─── Records to process ───

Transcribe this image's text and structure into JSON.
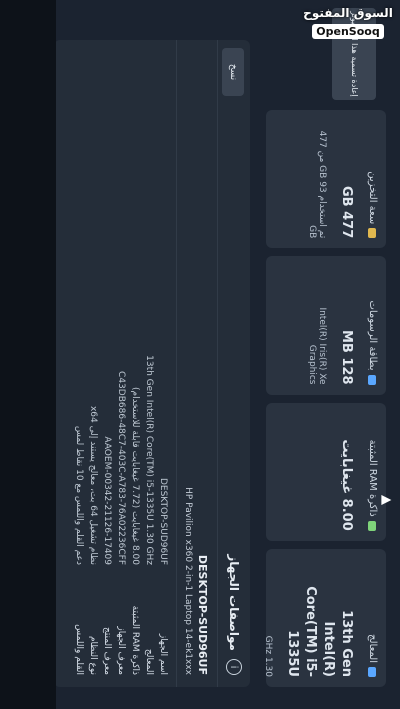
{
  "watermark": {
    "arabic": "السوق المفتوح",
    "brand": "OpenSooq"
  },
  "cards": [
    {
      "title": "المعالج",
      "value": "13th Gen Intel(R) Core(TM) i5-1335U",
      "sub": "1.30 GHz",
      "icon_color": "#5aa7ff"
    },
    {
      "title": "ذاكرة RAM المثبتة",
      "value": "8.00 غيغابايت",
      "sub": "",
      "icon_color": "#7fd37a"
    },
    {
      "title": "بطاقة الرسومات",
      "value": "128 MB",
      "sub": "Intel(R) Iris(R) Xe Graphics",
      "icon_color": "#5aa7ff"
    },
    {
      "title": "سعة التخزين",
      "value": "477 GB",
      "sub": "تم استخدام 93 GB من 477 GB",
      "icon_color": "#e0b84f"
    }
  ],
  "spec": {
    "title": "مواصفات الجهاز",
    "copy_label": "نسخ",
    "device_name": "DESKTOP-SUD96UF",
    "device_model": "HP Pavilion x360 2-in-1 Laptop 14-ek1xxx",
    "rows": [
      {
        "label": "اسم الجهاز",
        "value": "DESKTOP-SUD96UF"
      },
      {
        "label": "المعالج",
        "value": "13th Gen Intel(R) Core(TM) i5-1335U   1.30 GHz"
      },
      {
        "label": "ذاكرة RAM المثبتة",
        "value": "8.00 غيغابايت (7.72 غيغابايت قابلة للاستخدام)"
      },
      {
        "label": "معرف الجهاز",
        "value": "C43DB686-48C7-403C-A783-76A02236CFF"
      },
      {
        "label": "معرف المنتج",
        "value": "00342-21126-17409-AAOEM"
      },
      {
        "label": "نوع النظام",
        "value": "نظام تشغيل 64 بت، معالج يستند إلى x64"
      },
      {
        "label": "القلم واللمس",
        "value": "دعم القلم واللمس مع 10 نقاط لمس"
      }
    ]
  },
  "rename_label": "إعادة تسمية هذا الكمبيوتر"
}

───

### Task details
Copy the whole of the material above exactly, but not its images.

### Output below
Transcribe this image's text and structure into JSON.
{
  "watermark": {
    "arabic": "السوق المفتوح",
    "brand": "OpenSooq"
  },
  "cards": [
    {
      "title": "المعالج",
      "value": "13th Gen Intel(R) Core(TM) i5-1335U",
      "sub": "1.30 GHz",
      "icon_color": "#5aa7ff"
    },
    {
      "title": "ذاكرة RAM المثبتة",
      "value": "8.00 غيغابايت",
      "sub": "",
      "icon_color": "#7fd37a"
    },
    {
      "title": "بطاقة الرسومات",
      "value": "128 MB",
      "sub": "Intel(R) Iris(R) Xe Graphics",
      "icon_color": "#5aa7ff"
    },
    {
      "title": "سعة التخزين",
      "value": "477 GB",
      "sub": "تم استخدام 93 GB من 477 GB",
      "icon_color": "#e0b84f"
    }
  ],
  "spec": {
    "title": "مواصفات الجهاز",
    "copy_label": "نسخ",
    "device_name": "DESKTOP-SUD96UF",
    "device_model": "HP Pavilion x360 2-in-1 Laptop 14-ek1xxx",
    "rows": [
      {
        "label": "اسم الجهاز",
        "value": "DESKTOP-SUD96UF"
      },
      {
        "label": "المعالج",
        "value": "13th Gen Intel(R) Core(TM) i5-1335U   1.30 GHz"
      },
      {
        "label": "ذاكرة RAM المثبتة",
        "value": "8.00 غيغابايت (7.72 غيغابايت قابلة للاستخدام)"
      },
      {
        "label": "معرف الجهاز",
        "value": "C43DB686-48C7-403C-A783-76A02236CFF"
      },
      {
        "label": "معرف المنتج",
        "value": "00342-21126-17409-AAOEM"
      },
      {
        "label": "نوع النظام",
        "value": "نظام تشغيل 64 بت، معالج يستند إلى x64"
      },
      {
        "label": "القلم واللمس",
        "value": "دعم القلم واللمس مع 10 نقاط لمس"
      }
    ]
  },
  "rename_label": "إعادة تسمية هذا الكمبيوتر"
}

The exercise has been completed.